Your objective -
Print the full listing exactly.

The records -
▼
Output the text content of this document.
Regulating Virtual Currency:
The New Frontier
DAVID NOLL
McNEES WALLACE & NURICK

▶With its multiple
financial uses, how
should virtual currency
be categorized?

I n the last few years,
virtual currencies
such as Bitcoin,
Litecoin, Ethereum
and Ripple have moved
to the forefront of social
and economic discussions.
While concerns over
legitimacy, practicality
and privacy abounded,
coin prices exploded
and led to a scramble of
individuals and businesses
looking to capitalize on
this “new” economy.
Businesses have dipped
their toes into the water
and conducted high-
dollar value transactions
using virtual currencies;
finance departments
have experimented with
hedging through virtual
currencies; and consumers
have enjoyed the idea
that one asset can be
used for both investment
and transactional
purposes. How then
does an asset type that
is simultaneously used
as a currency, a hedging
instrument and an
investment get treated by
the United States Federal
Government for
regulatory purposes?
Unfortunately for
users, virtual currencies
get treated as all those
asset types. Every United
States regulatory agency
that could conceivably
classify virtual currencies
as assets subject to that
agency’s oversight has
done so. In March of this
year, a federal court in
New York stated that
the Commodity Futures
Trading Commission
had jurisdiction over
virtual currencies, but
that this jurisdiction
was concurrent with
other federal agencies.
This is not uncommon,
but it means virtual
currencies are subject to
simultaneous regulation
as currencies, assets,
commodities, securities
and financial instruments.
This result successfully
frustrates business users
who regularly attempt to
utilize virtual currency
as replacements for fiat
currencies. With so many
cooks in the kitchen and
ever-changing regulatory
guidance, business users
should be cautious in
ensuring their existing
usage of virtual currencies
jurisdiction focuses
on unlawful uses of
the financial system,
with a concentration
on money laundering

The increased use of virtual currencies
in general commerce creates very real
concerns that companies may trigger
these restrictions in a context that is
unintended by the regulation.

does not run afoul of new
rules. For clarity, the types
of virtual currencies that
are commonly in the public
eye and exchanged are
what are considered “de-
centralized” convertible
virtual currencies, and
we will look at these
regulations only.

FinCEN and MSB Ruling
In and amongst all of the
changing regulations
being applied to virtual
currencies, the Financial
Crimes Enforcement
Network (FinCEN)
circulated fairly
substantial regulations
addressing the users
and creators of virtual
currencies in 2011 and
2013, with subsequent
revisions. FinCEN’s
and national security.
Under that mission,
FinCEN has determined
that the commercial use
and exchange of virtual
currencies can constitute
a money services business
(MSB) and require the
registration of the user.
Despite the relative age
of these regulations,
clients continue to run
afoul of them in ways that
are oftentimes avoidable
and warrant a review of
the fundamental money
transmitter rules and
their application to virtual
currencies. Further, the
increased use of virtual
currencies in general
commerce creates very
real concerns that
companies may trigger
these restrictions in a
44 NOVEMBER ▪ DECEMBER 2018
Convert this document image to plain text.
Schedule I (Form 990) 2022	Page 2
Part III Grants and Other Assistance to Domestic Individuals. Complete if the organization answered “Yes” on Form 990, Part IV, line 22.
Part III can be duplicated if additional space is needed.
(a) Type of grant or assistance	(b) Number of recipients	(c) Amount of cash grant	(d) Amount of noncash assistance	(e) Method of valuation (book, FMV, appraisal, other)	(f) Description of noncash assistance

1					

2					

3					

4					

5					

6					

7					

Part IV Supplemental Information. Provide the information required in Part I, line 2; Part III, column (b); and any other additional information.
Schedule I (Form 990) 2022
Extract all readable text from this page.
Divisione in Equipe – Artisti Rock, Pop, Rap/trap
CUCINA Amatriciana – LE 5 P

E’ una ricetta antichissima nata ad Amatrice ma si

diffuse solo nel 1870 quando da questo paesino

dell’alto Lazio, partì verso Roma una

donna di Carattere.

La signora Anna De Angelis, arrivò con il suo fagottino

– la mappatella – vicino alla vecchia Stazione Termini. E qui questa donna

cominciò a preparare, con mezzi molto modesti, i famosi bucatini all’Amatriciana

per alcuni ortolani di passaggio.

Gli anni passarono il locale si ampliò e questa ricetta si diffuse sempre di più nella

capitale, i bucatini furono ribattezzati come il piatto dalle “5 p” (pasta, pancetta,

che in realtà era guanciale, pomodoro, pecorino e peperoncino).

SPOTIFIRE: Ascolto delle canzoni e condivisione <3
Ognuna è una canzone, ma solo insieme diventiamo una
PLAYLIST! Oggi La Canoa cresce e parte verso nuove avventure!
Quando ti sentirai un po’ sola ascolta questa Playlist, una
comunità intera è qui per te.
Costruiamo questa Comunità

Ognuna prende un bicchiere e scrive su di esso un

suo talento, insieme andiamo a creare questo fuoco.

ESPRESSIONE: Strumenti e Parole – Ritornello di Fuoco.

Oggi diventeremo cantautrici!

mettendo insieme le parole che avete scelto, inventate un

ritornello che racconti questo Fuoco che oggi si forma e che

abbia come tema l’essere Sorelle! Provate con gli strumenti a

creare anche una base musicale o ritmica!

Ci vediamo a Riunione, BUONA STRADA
▲
Final answer -
Output the text content of this document.
Regulating Virtual Currency:
The New Frontier
DAVID NOLL
McNEES WALLACE & NURICK

▶With its multiple
financial uses, how
should virtual currency
be categorized?

I n the last few years,
virtual currencies
such as Bitcoin,
Litecoin, Ethereum
and Ripple have moved
to the forefront of social
and economic discussions.
While concerns over
legitimacy, practicality
and privacy abounded,
coin prices exploded
and led to a scramble of
individuals and businesses
looking to capitalize on
this “new” economy.
Businesses have dipped
their toes into the water
and conducted high-
dollar value transactions
using virtual currencies;
finance departments
have experimented with
hedging through virtual
currencies; and consumers
have enjoyed the idea
that one asset can be
used for both investment
and transactional
purposes. How then
does an asset type that
is simultaneously used
as a currency, a hedging
instrument and an
investment get treated by
the United States Federal
Government for
regulatory purposes?
Unfortunately for
users, virtual currencies
get treated as all those
asset types. Every United
States regulatory agency
that could conceivably
classify virtual currencies
as assets subject to that
agency’s oversight has
done so. In March of this
year, a federal court in
New York stated that
the Commodity Futures
Trading Commission
had jurisdiction over
virtual currencies, but
that this jurisdiction
was concurrent with
other federal agencies.
This is not uncommon,
but it means virtual
currencies are subject to
simultaneous regulation
as currencies, assets,
commodities, securities
and financial instruments.
This result successfully
frustrates business users
who regularly attempt to
utilize virtual currency
as replacements for fiat
currencies. With so many
cooks in the kitchen and
ever-changing regulatory
guidance, business users
should be cautious in
ensuring their existing
usage of virtual currencies
jurisdiction focuses
on unlawful uses of
the financial system,
with a concentration
on money laundering

The increased use of virtual currencies
in general commerce creates very real
concerns that companies may trigger
these restrictions in a context that is
unintended by the regulation.

does not run afoul of new
rules. For clarity, the types
of virtual currencies that
are commonly in the public
eye and exchanged are
what are considered “de-
centralized” convertible
virtual currencies, and
we will look at these
regulations only.

FinCEN and MSB Ruling
In and amongst all of the
changing regulations
being applied to virtual
currencies, the Financial
Crimes Enforcement
Network (FinCEN)
circulated fairly
substantial regulations
addressing the users
and creators of virtual
currencies in 2011 and
2013, with subsequent
revisions. FinCEN’s
and national security.
Under that mission,
FinCEN has determined
that the commercial use
and exchange of virtual
currencies can constitute
a money services business
(MSB) and require the
registration of the user.
Despite the relative age
of these regulations,
clients continue to run
afoul of them in ways that
are oftentimes avoidable
and warrant a review of
the fundamental money
transmitter rules and
their application to virtual
currencies. Further, the
increased use of virtual
currencies in general
commerce creates very
real concerns that
companies may trigger
these restrictions in a
44 NOVEMBER ▪ DECEMBER 2018
Convert this document image to plain text.
Schedule I (Form 990) 2022	Page 2
Part III Grants and Other Assistance to Domestic Individuals. Complete if the organization answered “Yes” on Form 990, Part IV, line 22.
Part III can be duplicated if additional space is needed.
(a) Type of grant or assistance	(b) Number of recipients	(c) Amount of cash grant	(d) Amount of noncash assistance	(e) Method of valuation (book, FMV, appraisal, other)	(f) Description of noncash assistance

1					

2					

3					

4					

5					

6					

7					

Part IV Supplemental Information. Provide the information required in Part I, line 2; Part III, column (b); and any other additional information.
Schedule I (Form 990) 2022
Extract all readable text from this page.
Divisione in Equipe – Artisti Rock, Pop, Rap/trap
CUCINA Amatriciana – LE 5 P

E’ una ricetta antichissima nata ad Amatrice ma si

diffuse solo nel 1870 quando da questo paesino

dell’alto Lazio, partì verso Roma una

donna di Carattere.

La signora Anna De Angelis, arrivò con il suo fagottino

– la mappatella – vicino alla vecchia Stazione Termini. E qui questa donna

cominciò a preparare, con mezzi molto modesti, i famosi bucatini all’Amatriciana

per alcuni ortolani di passaggio.

Gli anni passarono il locale si ampliò e questa ricetta si diffuse sempre di più nella

capitale, i bucatini furono ribattezzati come il piatto dalle “5 p” (pasta, pancetta,

che in realtà era guanciale, pomodoro, pecorino e peperoncino).

SPOTIFIRE: Ascolto delle canzoni e condivisione <3
Ognuna è una canzone, ma solo insieme diventiamo una
PLAYLIST! Oggi La Canoa cresce e parte verso nuove avventure!
Quando ti sentirai un po’ sola ascolta questa Playlist, una
comunità intera è qui per te.
Costruiamo questa Comunità

Ognuna prende un bicchiere e scrive su di esso un

suo talento, insieme andiamo a creare questo fuoco.

ESPRESSIONE: Strumenti e Parole – Ritornello di Fuoco.

Oggi diventeremo cantautrici!

mettendo insieme le parole che avete scelto, inventate un

ritornello che racconti questo Fuoco che oggi si forma e che

abbia come tema l’essere Sorelle! Provate con gli strumenti a

creare anche una base musicale o ritmica!

Ci vediamo a Riunione, BUONA STRADA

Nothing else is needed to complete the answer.